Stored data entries
___

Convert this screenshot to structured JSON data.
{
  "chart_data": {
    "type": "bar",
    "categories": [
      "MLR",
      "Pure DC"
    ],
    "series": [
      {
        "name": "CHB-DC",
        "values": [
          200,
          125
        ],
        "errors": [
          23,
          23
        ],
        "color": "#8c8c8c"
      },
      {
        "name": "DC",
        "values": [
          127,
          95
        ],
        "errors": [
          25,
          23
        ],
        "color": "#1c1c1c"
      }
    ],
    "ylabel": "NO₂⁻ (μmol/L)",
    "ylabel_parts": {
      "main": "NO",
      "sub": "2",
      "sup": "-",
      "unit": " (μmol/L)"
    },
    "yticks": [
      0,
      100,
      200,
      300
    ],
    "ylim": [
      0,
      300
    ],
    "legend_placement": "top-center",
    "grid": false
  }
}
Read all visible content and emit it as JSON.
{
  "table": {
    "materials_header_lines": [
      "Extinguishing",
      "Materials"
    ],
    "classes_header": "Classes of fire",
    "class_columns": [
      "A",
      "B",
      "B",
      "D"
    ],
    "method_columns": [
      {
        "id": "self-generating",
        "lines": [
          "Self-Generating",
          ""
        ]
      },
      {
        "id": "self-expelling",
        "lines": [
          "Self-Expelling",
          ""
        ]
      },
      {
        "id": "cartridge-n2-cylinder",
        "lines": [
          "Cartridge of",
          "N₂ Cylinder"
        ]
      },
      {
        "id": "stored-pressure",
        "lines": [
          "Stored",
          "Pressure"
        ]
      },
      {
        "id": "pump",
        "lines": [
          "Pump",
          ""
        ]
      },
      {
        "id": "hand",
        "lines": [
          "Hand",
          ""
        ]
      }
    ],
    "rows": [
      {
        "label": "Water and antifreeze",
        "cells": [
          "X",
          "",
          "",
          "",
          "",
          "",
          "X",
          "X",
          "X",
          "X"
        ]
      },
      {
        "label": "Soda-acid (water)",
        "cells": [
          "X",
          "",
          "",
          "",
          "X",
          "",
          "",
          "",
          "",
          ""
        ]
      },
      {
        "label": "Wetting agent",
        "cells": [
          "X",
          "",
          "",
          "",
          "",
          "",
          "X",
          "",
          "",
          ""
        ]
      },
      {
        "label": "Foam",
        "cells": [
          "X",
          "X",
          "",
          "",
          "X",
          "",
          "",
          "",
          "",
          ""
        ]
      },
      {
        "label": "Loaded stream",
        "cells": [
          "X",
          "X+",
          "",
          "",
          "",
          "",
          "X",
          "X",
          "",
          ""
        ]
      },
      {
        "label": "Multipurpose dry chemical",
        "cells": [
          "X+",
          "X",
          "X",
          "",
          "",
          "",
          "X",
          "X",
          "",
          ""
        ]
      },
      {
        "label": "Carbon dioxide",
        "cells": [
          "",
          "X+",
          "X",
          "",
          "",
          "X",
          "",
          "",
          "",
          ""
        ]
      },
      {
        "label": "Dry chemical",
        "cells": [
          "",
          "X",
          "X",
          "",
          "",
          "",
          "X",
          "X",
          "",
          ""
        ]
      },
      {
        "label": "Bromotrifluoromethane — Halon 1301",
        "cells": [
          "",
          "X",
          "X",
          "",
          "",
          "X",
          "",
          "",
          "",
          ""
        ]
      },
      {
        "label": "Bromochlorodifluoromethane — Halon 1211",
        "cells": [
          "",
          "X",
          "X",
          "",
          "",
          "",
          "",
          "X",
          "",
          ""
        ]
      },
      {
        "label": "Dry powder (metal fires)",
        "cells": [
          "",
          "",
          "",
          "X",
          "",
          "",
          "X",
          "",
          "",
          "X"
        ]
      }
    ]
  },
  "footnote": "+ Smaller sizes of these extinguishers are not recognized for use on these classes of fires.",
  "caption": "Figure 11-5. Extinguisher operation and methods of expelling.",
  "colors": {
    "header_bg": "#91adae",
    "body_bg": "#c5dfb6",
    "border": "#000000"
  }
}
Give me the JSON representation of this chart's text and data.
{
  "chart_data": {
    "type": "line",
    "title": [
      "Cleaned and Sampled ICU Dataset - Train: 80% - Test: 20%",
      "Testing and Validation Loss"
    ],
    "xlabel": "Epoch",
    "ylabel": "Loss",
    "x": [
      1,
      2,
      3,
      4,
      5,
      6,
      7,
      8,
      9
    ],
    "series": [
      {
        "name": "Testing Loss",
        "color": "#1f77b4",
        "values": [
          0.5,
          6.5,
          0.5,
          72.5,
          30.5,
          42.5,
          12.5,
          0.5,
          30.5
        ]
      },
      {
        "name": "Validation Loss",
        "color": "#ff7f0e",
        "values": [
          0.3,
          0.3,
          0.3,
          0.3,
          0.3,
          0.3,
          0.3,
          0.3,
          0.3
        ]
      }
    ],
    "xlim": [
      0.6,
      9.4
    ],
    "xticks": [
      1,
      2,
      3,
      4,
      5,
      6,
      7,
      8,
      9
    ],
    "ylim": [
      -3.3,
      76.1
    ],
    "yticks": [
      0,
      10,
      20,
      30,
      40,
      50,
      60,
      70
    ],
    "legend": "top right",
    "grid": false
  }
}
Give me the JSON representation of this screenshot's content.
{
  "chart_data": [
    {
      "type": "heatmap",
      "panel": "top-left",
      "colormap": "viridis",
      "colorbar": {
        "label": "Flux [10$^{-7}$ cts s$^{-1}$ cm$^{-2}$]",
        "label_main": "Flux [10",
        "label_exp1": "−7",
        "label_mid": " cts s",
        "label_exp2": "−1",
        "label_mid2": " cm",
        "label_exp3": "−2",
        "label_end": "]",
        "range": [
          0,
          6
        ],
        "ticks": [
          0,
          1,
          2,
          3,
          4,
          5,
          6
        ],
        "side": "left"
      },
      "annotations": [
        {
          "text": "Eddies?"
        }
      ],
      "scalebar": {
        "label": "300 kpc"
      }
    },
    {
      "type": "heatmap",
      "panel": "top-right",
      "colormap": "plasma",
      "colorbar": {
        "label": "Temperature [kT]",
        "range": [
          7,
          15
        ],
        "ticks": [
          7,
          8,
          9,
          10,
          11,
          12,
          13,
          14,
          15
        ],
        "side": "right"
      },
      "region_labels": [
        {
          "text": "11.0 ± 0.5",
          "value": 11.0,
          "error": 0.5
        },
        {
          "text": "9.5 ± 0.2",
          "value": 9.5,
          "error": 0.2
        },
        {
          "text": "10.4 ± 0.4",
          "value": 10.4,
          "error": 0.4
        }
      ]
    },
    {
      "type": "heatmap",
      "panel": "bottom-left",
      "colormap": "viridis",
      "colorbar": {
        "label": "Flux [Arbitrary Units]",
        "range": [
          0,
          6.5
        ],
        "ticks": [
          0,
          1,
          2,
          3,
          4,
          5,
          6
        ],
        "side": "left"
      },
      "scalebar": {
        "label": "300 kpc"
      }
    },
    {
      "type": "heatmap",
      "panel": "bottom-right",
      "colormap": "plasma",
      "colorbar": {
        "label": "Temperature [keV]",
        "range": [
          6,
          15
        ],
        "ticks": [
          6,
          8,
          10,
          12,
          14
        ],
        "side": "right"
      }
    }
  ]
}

___

● WHAT THE TASK REQUIRES:
Retype the whole listing, matching it exactly.

● ANSWER TO THE TASK:
Convert this screenshot to structured JSON data.
{
  "chart_data": {
    "type": "bar",
    "categories": [
      "MLR",
      "Pure DC"
    ],
    "series": [
      {
        "name": "CHB-DC",
        "values": [
          200,
          125
        ],
        "errors": [
          23,
          23
        ],
        "color": "#8c8c8c"
      },
      {
        "name": "DC",
        "values": [
          127,
          95
        ],
        "errors": [
          25,
          23
        ],
        "color": "#1c1c1c"
      }
    ],
    "ylabel": "NO₂⁻ (μmol/L)",
    "ylabel_parts": {
      "main": "NO",
      "sub": "2",
      "sup": "-",
      "unit": " (μmol/L)"
    },
    "yticks": [
      0,
      100,
      200,
      300
    ],
    "ylim": [
      0,
      300
    ],
    "legend_placement": "top-center",
    "grid": false
  }
}
Read all visible content and emit it as JSON.
{
  "table": {
    "materials_header_lines": [
      "Extinguishing",
      "Materials"
    ],
    "classes_header": "Classes of fire",
    "class_columns": [
      "A",
      "B",
      "B",
      "D"
    ],
    "method_columns": [
      {
        "id": "self-generating",
        "lines": [
          "Self-Generating",
          ""
        ]
      },
      {
        "id": "self-expelling",
        "lines": [
          "Self-Expelling",
          ""
        ]
      },
      {
        "id": "cartridge-n2-cylinder",
        "lines": [
          "Cartridge of",
          "N₂ Cylinder"
        ]
      },
      {
        "id": "stored-pressure",
        "lines": [
          "Stored",
          "Pressure"
        ]
      },
      {
        "id": "pump",
        "lines": [
          "Pump",
          ""
        ]
      },
      {
        "id": "hand",
        "lines": [
          "Hand",
          ""
        ]
      }
    ],
    "rows": [
      {
        "label": "Water and antifreeze",
        "cells": [
          "X",
          "",
          "",
          "",
          "",
          "",
          "X",
          "X",
          "X",
          "X"
        ]
      },
      {
        "label": "Soda-acid (water)",
        "cells": [
          "X",
          "",
          "",
          "",
          "X",
          "",
          "",
          "",
          "",
          ""
        ]
      },
      {
        "label": "Wetting agent",
        "cells": [
          "X",
          "",
          "",
          "",
          "",
          "",
          "X",
          "",
          "",
          ""
        ]
      },
      {
        "label": "Foam",
        "cells": [
          "X",
          "X",
          "",
          "",
          "X",
          "",
          "",
          "",
          "",
          ""
        ]
      },
      {
        "label": "Loaded stream",
        "cells": [
          "X",
          "X+",
          "",
          "",
          "",
          "",
          "X",
          "X",
          "",
          ""
        ]
      },
      {
        "label": "Multipurpose dry chemical",
        "cells": [
          "X+",
          "X",
          "X",
          "",
          "",
          "",
          "X",
          "X",
          "",
          ""
        ]
      },
      {
        "label": "Carbon dioxide",
        "cells": [
          "",
          "X+",
          "X",
          "",
          "",
          "X",
          "",
          "",
          "",
          ""
        ]
      },
      {
        "label": "Dry chemical",
        "cells": [
          "",
          "X",
          "X",
          "",
          "",
          "",
          "X",
          "X",
          "",
          ""
        ]
      },
      {
        "label": "Bromotrifluoromethane — Halon 1301",
        "cells": [
          "",
          "X",
          "X",
          "",
          "",
          "X",
          "",
          "",
          "",
          ""
        ]
      },
      {
        "label": "Bromochlorodifluoromethane — Halon 1211",
        "cells": [
          "",
          "X",
          "X",
          "",
          "",
          "",
          "",
          "X",
          "",
          ""
        ]
      },
      {
        "label": "Dry powder (metal fires)",
        "cells": [
          "",
          "",
          "",
          "X",
          "",
          "",
          "X",
          "",
          "",
          "X"
        ]
      }
    ]
  },
  "footnote": "+ Smaller sizes of these extinguishers are not recognized for use on these classes of fires.",
  "caption": "Figure 11-5. Extinguisher operation and methods of expelling.",
  "colors": {
    "header_bg": "#91adae",
    "body_bg": "#c5dfb6",
    "border": "#000000"
  }
}
Give me the JSON representation of this chart's text and data.
{
  "chart_data": {
    "type": "line",
    "title": [
      "Cleaned and Sampled ICU Dataset - Train: 80% - Test: 20%",
      "Testing and Validation Loss"
    ],
    "xlabel": "Epoch",
    "ylabel": "Loss",
    "x": [
      1,
      2,
      3,
      4,
      5,
      6,
      7,
      8,
      9
    ],
    "series": [
      {
        "name": "Testing Loss",
        "color": "#1f77b4",
        "values": [
          0.5,
          6.5,
          0.5,
          72.5,
          30.5,
          42.5,
          12.5,
          0.5,
          30.5
        ]
      },
      {
        "name": "Validation Loss",
        "color": "#ff7f0e",
        "values": [
          0.3,
          0.3,
          0.3,
          0.3,
          0.3,
          0.3,
          0.3,
          0.3,
          0.3
        ]
      }
    ],
    "xlim": [
      0.6,
      9.4
    ],
    "xticks": [
      1,
      2,
      3,
      4,
      5,
      6,
      7,
      8,
      9
    ],
    "ylim": [
      -3.3,
      76.1
    ],
    "yticks": [
      0,
      10,
      20,
      30,
      40,
      50,
      60,
      70
    ],
    "legend": "top right",
    "grid": false
  }
}
Give me the JSON representation of this screenshot's content.
{
  "chart_data": [
    {
      "type": "heatmap",
      "panel": "top-left",
      "colormap": "viridis",
      "colorbar": {
        "label": "Flux [10$^{-7}$ cts s$^{-1}$ cm$^{-2}$]",
        "label_main": "Flux [10",
        "label_exp1": "−7",
        "label_mid": " cts s",
        "label_exp2": "−1",
        "label_mid2": " cm",
        "label_exp3": "−2",
        "label_end": "]",
        "range": [
          0,
          6
        ],
        "ticks": [
          0,
          1,
          2,
          3,
          4,
          5,
          6
        ],
        "side": "left"
      },
      "annotations": [
        {
          "text": "Eddies?"
        }
      ],
      "scalebar": {
        "label": "300 kpc"
      }
    },
    {
      "type": "heatmap",
      "panel": "top-right",
      "colormap": "plasma",
      "colorbar": {
        "label": "Temperature [kT]",
        "range": [
          7,
          15
        ],
        "ticks": [
          7,
          8,
          9,
          10,
          11,
          12,
          13,
          14,
          15
        ],
        "side": "right"
      },
      "region_labels": [
        {
          "text": "11.0 ± 0.5",
          "value": 11.0,
          "error": 0.5
        },
        {
          "text": "9.5 ± 0.2",
          "value": 9.5,
          "error": 0.2
        },
        {
          "text": "10.4 ± 0.4",
          "value": 10.4,
          "error": 0.4
        }
      ]
    },
    {
      "type": "heatmap",
      "panel": "bottom-left",
      "colormap": "viridis",
      "colorbar": {
        "label": "Flux [Arbitrary Units]",
        "range": [
          0,
          6.5
        ],
        "ticks": [
          0,
          1,
          2,
          3,
          4,
          5,
          6
        ],
        "side": "left"
      },
      "scalebar": {
        "label": "300 kpc"
      }
    },
    {
      "type": "heatmap",
      "panel": "bottom-right",
      "colormap": "plasma",
      "colorbar": {
        "label": "Temperature [keV]",
        "range": [
          6,
          15
        ],
        "ticks": [
          6,
          8,
          10,
          12,
          14
        ],
        "side": "right"
      }
    }
  ]
}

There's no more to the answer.